(Information shown)
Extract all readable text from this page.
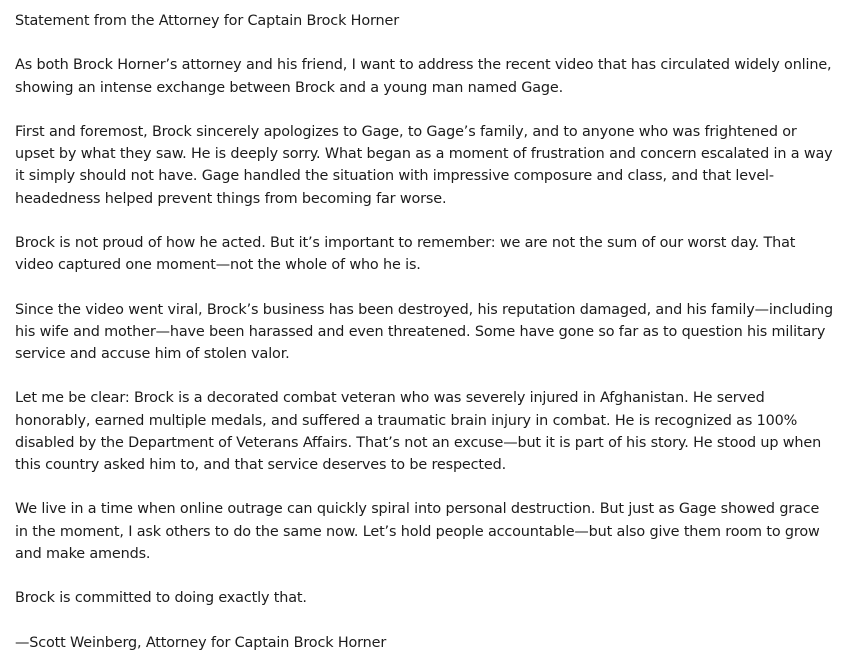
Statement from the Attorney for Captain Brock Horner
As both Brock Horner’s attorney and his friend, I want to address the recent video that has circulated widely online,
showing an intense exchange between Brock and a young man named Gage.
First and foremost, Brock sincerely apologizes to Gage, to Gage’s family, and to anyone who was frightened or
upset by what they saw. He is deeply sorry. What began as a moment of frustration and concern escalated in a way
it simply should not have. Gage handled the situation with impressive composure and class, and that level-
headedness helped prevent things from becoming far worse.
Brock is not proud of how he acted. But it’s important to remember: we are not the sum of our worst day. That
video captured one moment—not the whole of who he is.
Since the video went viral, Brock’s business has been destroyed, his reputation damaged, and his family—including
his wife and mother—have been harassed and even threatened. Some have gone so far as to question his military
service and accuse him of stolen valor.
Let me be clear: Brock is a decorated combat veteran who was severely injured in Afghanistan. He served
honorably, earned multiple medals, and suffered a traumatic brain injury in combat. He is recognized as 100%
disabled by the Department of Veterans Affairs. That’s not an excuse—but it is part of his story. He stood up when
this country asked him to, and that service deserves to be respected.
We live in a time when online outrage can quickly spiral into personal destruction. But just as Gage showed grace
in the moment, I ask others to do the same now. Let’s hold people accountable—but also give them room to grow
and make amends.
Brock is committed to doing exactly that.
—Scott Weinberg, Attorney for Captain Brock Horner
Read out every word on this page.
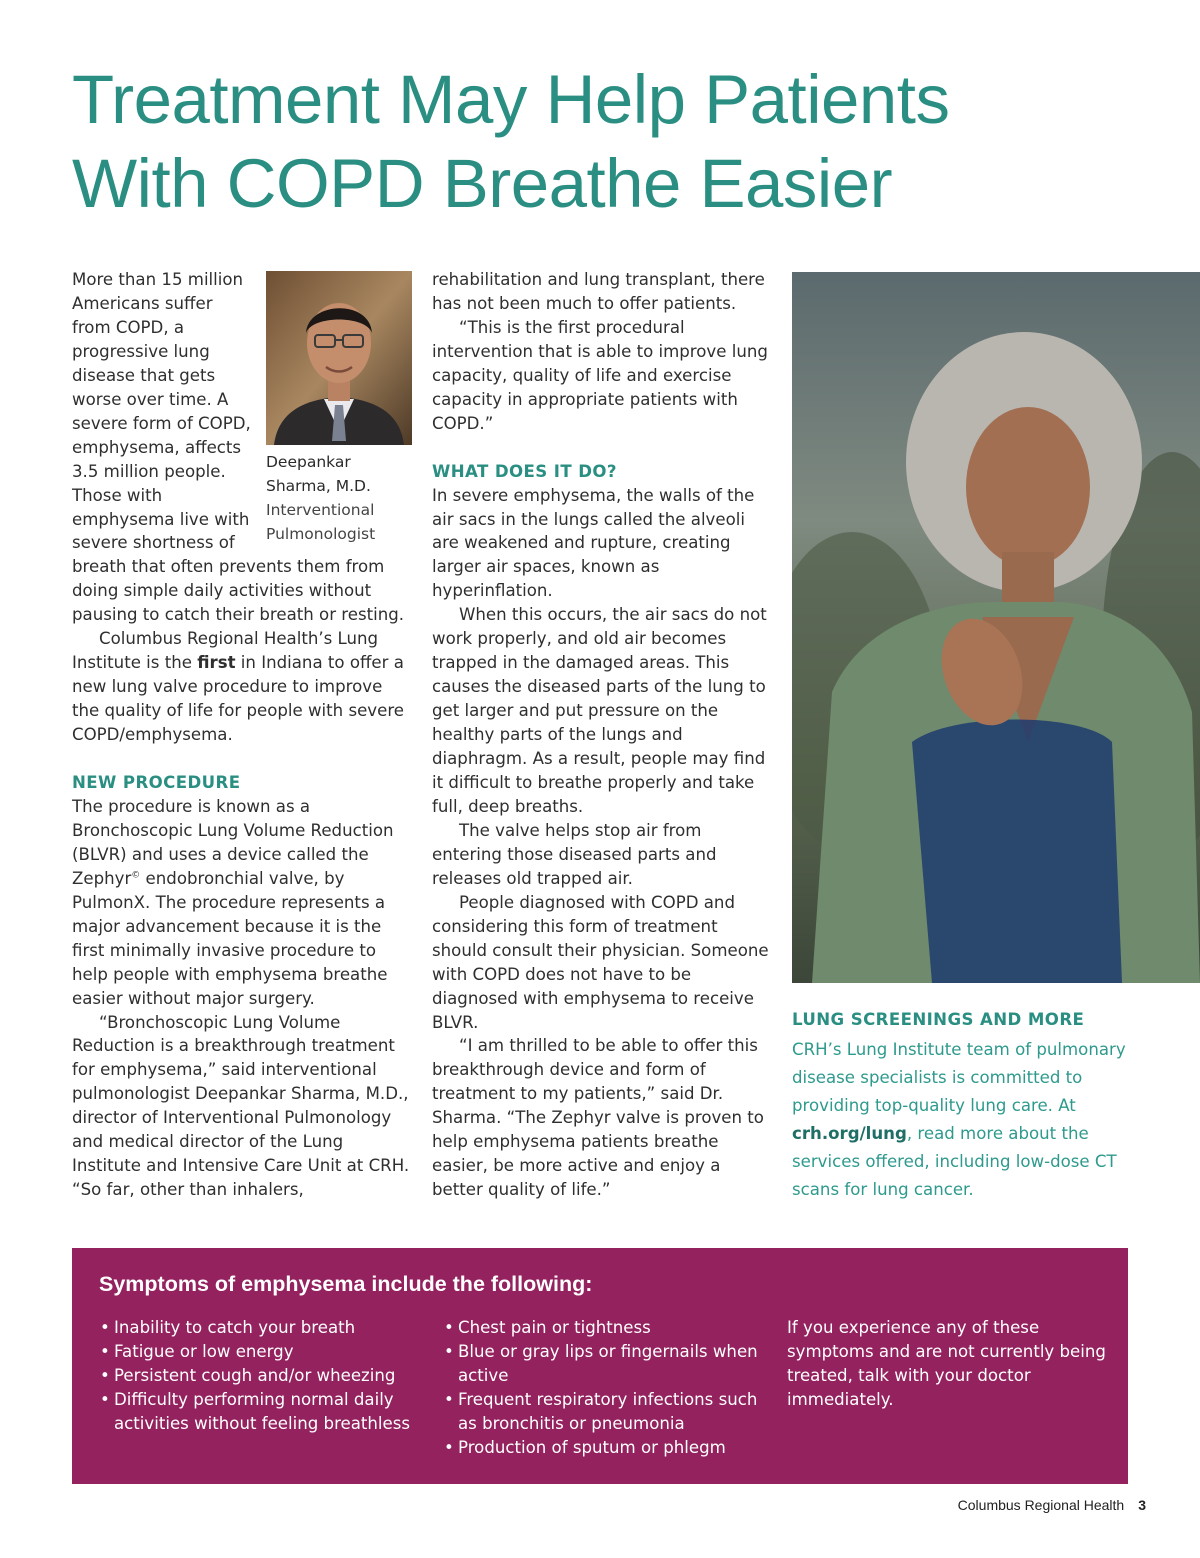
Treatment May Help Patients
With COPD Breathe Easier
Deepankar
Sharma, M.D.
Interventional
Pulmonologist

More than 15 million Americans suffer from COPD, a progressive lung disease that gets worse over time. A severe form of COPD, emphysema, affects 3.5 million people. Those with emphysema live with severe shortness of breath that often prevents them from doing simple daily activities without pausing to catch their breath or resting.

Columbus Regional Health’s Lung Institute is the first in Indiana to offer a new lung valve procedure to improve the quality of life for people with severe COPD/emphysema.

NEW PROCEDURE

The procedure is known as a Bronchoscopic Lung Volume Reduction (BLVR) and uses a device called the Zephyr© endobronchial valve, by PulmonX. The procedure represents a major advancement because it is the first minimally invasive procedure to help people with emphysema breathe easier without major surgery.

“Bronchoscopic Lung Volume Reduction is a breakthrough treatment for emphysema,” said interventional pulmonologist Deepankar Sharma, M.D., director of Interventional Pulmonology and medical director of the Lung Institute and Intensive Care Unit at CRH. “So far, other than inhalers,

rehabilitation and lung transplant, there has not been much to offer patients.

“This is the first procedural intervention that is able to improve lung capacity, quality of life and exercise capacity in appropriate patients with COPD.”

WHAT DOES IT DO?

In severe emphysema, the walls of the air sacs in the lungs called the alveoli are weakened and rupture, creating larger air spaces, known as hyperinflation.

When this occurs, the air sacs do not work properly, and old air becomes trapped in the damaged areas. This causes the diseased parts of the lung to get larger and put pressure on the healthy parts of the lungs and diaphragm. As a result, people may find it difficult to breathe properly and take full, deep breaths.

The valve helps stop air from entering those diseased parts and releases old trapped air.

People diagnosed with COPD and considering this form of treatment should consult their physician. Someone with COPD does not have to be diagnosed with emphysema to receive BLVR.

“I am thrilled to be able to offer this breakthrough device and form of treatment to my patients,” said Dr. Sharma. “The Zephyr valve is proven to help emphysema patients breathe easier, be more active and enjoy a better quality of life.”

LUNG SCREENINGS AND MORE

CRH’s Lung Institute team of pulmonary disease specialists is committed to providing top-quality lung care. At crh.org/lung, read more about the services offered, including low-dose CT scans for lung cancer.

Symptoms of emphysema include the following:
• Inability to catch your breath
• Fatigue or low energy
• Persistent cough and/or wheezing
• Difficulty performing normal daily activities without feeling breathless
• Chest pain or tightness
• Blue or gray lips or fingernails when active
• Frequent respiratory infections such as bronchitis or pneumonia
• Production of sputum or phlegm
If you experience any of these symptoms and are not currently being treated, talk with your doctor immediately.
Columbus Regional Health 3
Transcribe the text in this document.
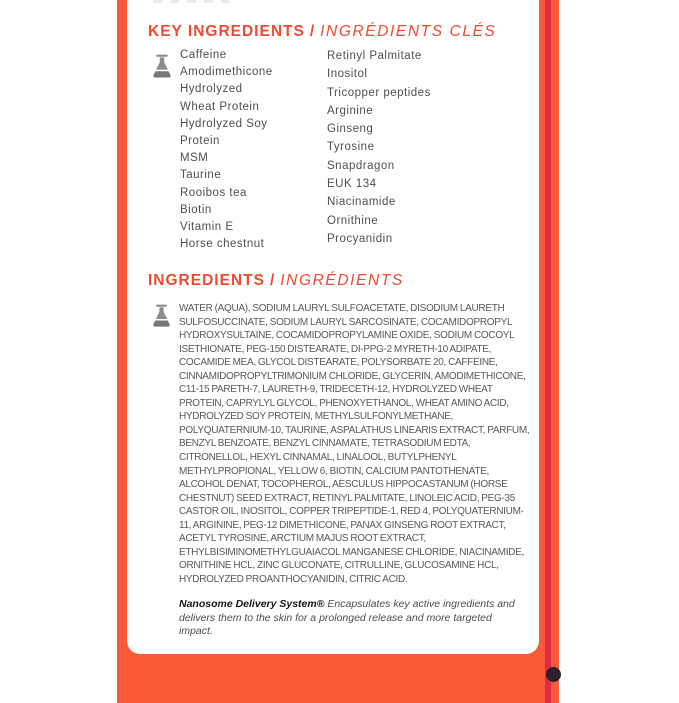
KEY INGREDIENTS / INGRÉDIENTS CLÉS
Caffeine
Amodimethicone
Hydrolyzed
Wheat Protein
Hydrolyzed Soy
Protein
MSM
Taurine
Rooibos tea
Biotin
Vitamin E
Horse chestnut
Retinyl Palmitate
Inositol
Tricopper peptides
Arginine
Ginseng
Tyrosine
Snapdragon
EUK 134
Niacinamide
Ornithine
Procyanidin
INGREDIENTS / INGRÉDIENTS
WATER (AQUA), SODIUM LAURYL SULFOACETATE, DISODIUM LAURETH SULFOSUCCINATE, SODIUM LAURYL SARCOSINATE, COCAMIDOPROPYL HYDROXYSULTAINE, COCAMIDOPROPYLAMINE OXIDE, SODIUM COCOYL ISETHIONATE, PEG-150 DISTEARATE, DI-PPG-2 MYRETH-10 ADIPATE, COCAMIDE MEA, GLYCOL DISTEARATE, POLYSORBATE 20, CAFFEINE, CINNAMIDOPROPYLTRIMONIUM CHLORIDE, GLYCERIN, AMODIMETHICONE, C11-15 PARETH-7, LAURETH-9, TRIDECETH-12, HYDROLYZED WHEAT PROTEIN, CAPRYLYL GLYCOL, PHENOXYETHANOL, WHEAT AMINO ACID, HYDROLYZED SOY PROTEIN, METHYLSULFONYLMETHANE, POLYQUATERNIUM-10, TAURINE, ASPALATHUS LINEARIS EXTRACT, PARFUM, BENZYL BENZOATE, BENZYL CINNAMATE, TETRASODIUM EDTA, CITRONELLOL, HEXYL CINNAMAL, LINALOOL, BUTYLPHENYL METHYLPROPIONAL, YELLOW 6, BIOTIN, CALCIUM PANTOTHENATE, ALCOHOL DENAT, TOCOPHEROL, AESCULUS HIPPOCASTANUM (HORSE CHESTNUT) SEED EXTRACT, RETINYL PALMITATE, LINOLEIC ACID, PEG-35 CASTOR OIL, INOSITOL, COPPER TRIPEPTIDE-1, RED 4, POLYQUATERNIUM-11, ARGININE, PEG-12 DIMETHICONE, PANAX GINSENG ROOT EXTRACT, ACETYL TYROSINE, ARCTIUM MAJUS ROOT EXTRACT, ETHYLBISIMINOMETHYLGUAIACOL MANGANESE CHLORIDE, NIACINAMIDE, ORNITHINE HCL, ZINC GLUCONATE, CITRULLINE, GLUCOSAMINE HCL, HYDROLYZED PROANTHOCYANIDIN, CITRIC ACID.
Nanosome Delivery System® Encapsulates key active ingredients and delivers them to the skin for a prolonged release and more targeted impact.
(End Information shown)
[Your goal]:
Write out every record exactly. Leave the pictures out.

[Task output]:
Extract all readable text from this page.
Statement from the Attorney for Captain Brock Horner
As both Brock Horner’s attorney and his friend, I want to address the recent video that has circulated widely online,
showing an intense exchange between Brock and a young man named Gage.
First and foremost, Brock sincerely apologizes to Gage, to Gage’s family, and to anyone who was frightened or
upset by what they saw. He is deeply sorry. What began as a moment of frustration and concern escalated in a way
it simply should not have. Gage handled the situation with impressive composure and class, and that level-
headedness helped prevent things from becoming far worse.
Brock is not proud of how he acted. But it’s important to remember: we are not the sum of our worst day. That
video captured one moment—not the whole of who he is.
Since the video went viral, Brock’s business has been destroyed, his reputation damaged, and his family—including
his wife and mother—have been harassed and even threatened. Some have gone so far as to question his military
service and accuse him of stolen valor.
Let me be clear: Brock is a decorated combat veteran who was severely injured in Afghanistan. He served
honorably, earned multiple medals, and suffered a traumatic brain injury in combat. He is recognized as 100%
disabled by the Department of Veterans Affairs. That’s not an excuse—but it is part of his story. He stood up when
this country asked him to, and that service deserves to be respected.
We live in a time when online outrage can quickly spiral into personal destruction. But just as Gage showed grace
in the moment, I ask others to do the same now. Let’s hold people accountable—but also give them room to grow
and make amends.
Brock is committed to doing exactly that.
—Scott Weinberg, Attorney for Captain Brock Horner
Read out every word on this page.
Treatment May Help Patients
With COPD Breathe Easier
Deepankar
Sharma, M.D.
Interventional
Pulmonologist

More than 15 million Americans suffer from COPD, a progressive lung disease that gets worse over time. A severe form of COPD, emphysema, affects 3.5 million people. Those with emphysema live with severe shortness of breath that often prevents them from doing simple daily activities without pausing to catch their breath or resting.

Columbus Regional Health’s Lung Institute is the first in Indiana to offer a new lung valve procedure to improve the quality of life for people with severe COPD/emphysema.

NEW PROCEDURE

The procedure is known as a Bronchoscopic Lung Volume Reduction (BLVR) and uses a device called the Zephyr© endobronchial valve, by PulmonX. The procedure represents a major advancement because it is the first minimally invasive procedure to help people with emphysema breathe easier without major surgery.

“Bronchoscopic Lung Volume Reduction is a breakthrough treatment for emphysema,” said interventional pulmonologist Deepankar Sharma, M.D., director of Interventional Pulmonology and medical director of the Lung Institute and Intensive Care Unit at CRH. “So far, other than inhalers,

rehabilitation and lung transplant, there has not been much to offer patients.

“This is the first procedural intervention that is able to improve lung capacity, quality of life and exercise capacity in appropriate patients with COPD.”

WHAT DOES IT DO?

In severe emphysema, the walls of the air sacs in the lungs called the alveoli are weakened and rupture, creating larger air spaces, known as hyperinflation.

When this occurs, the air sacs do not work properly, and old air becomes trapped in the damaged areas. This causes the diseased parts of the lung to get larger and put pressure on the healthy parts of the lungs and diaphragm. As a result, people may find it difficult to breathe properly and take full, deep breaths.

The valve helps stop air from entering those diseased parts and releases old trapped air.

People diagnosed with COPD and considering this form of treatment should consult their physician. Someone with COPD does not have to be diagnosed with emphysema to receive BLVR.

“I am thrilled to be able to offer this breakthrough device and form of treatment to my patients,” said Dr. Sharma. “The Zephyr valve is proven to help emphysema patients breathe easier, be more active and enjoy a better quality of life.”

LUNG SCREENINGS AND MORE

CRH’s Lung Institute team of pulmonary disease specialists is committed to providing top-quality lung care. At crh.org/lung, read more about the services offered, including low-dose CT scans for lung cancer.

Symptoms of emphysema include the following:
• Inability to catch your breath
• Fatigue or low energy
• Persistent cough and/or wheezing
• Difficulty performing normal daily activities without feeling breathless
• Chest pain or tightness
• Blue or gray lips or fingernails when active
• Frequent respiratory infections such as bronchitis or pneumonia
• Production of sputum or phlegm
If you experience any of these symptoms and are not currently being treated, talk with your doctor immediately.
Columbus Regional Health 3
Transcribe the text in this document.
KEY INGREDIENTS / INGRÉDIENTS CLÉS
Caffeine
Amodimethicone
Hydrolyzed
Wheat Protein
Hydrolyzed Soy
Protein
MSM
Taurine
Rooibos tea
Biotin
Vitamin E
Horse chestnut
Retinyl Palmitate
Inositol
Tricopper peptides
Arginine
Ginseng
Tyrosine
Snapdragon
EUK 134
Niacinamide
Ornithine
Procyanidin
INGREDIENTS / INGRÉDIENTS
WATER (AQUA), SODIUM LAURYL SULFOACETATE, DISODIUM LAURETH SULFOSUCCINATE, SODIUM LAURYL SARCOSINATE, COCAMIDOPROPYL HYDROXYSULTAINE, COCAMIDOPROPYLAMINE OXIDE, SODIUM COCOYL ISETHIONATE, PEG-150 DISTEARATE, DI-PPG-2 MYRETH-10 ADIPATE, COCAMIDE MEA, GLYCOL DISTEARATE, POLYSORBATE 20, CAFFEINE, CINNAMIDOPROPYLTRIMONIUM CHLORIDE, GLYCERIN, AMODIMETHICONE, C11-15 PARETH-7, LAURETH-9, TRIDECETH-12, HYDROLYZED WHEAT PROTEIN, CAPRYLYL GLYCOL, PHENOXYETHANOL, WHEAT AMINO ACID, HYDROLYZED SOY PROTEIN, METHYLSULFONYLMETHANE, POLYQUATERNIUM-10, TAURINE, ASPALATHUS LINEARIS EXTRACT, PARFUM, BENZYL BENZOATE, BENZYL CINNAMATE, TETRASODIUM EDTA, CITRONELLOL, HEXYL CINNAMAL, LINALOOL, BUTYLPHENYL METHYLPROPIONAL, YELLOW 6, BIOTIN, CALCIUM PANTOTHENATE, ALCOHOL DENAT, TOCOPHEROL, AESCULUS HIPPOCASTANUM (HORSE CHESTNUT) SEED EXTRACT, RETINYL PALMITATE, LINOLEIC ACID, PEG-35 CASTOR OIL, INOSITOL, COPPER TRIPEPTIDE-1, RED 4, POLYQUATERNIUM-11, ARGININE, PEG-12 DIMETHICONE, PANAX GINSENG ROOT EXTRACT, ACETYL TYROSINE, ARCTIUM MAJUS ROOT EXTRACT, ETHYLBISIMINOMETHYLGUAIACOL MANGANESE CHLORIDE, NIACINAMIDE, ORNITHINE HCL, ZINC GLUCONATE, CITRULLINE, GLUCOSAMINE HCL, HYDROLYZED PROANTHOCYANIDIN, CITRIC ACID.
Nanosome Delivery System® Encapsulates key active ingredients and delivers them to the skin for a prolonged release and more targeted impact.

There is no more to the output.